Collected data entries

* begin *

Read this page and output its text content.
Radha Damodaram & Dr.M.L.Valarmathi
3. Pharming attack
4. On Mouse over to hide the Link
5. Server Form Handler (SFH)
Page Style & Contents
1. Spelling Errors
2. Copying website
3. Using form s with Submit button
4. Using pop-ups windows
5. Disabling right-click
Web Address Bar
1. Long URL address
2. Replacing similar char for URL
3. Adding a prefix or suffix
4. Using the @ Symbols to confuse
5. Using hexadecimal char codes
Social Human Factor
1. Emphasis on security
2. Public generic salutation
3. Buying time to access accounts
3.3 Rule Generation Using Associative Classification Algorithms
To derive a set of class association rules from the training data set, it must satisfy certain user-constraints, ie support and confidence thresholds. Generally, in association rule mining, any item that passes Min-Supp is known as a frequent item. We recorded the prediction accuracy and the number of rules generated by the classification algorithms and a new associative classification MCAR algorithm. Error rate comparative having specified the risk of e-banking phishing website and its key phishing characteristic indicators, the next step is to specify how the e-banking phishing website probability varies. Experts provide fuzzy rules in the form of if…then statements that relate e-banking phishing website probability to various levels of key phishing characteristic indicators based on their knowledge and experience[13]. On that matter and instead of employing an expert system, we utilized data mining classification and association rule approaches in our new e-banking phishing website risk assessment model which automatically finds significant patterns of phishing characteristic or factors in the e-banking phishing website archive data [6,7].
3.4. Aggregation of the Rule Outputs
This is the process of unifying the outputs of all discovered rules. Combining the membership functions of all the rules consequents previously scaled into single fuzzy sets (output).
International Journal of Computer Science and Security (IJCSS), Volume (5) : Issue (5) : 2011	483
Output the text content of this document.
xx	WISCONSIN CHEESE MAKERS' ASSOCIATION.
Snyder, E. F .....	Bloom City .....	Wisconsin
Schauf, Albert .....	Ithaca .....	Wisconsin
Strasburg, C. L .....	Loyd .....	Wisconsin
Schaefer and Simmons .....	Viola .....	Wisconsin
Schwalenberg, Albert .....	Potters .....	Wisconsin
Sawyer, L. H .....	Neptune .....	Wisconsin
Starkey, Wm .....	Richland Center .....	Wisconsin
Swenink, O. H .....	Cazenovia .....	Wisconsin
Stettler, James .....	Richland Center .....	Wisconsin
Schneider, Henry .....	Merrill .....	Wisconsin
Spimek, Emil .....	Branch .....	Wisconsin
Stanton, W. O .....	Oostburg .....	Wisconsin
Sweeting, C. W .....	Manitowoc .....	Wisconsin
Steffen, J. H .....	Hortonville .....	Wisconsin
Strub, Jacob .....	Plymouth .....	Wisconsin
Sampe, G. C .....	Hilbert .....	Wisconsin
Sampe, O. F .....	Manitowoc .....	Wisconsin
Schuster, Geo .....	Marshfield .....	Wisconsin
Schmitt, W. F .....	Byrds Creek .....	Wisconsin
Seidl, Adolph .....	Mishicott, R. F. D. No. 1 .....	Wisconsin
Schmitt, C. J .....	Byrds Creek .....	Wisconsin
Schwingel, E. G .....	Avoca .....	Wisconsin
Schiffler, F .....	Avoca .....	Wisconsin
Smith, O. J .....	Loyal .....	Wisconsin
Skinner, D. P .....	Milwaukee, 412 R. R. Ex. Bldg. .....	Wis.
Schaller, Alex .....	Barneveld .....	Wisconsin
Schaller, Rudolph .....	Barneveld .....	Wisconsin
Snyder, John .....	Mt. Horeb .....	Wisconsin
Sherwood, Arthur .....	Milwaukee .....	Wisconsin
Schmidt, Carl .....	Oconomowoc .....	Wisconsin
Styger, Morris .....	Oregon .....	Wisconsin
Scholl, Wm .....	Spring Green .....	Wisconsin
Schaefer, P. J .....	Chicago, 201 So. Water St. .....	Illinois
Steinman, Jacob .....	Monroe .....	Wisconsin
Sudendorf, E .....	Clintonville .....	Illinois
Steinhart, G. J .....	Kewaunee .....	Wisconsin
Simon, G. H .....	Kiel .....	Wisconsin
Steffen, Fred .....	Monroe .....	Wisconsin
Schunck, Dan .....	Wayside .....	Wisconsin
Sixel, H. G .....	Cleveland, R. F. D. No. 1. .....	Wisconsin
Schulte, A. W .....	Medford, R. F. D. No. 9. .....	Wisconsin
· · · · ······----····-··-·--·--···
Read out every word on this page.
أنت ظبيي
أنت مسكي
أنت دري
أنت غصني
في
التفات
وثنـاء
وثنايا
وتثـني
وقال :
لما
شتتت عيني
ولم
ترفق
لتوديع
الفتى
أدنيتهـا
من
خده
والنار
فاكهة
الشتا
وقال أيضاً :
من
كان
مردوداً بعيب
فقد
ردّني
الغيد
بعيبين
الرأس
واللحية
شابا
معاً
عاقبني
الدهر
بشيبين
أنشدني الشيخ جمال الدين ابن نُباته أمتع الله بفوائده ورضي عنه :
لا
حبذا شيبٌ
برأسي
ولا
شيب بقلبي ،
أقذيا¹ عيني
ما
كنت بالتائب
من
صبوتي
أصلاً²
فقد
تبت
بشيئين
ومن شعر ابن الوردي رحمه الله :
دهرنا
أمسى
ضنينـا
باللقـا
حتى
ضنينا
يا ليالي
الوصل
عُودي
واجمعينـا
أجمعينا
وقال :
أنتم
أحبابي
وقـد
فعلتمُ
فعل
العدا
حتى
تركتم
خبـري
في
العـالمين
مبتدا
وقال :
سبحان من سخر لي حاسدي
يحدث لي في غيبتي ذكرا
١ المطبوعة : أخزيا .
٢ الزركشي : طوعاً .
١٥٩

* end *

◆ PROBLEM DESCRIPTION: Pull every line containing "Jacob" from the data.

◆ FULL SOLUTION:
Strub, Jacob .....	Plymouth .....	Wisconsin
Steinman, Jacob .....	Monroe .....	Wisconsin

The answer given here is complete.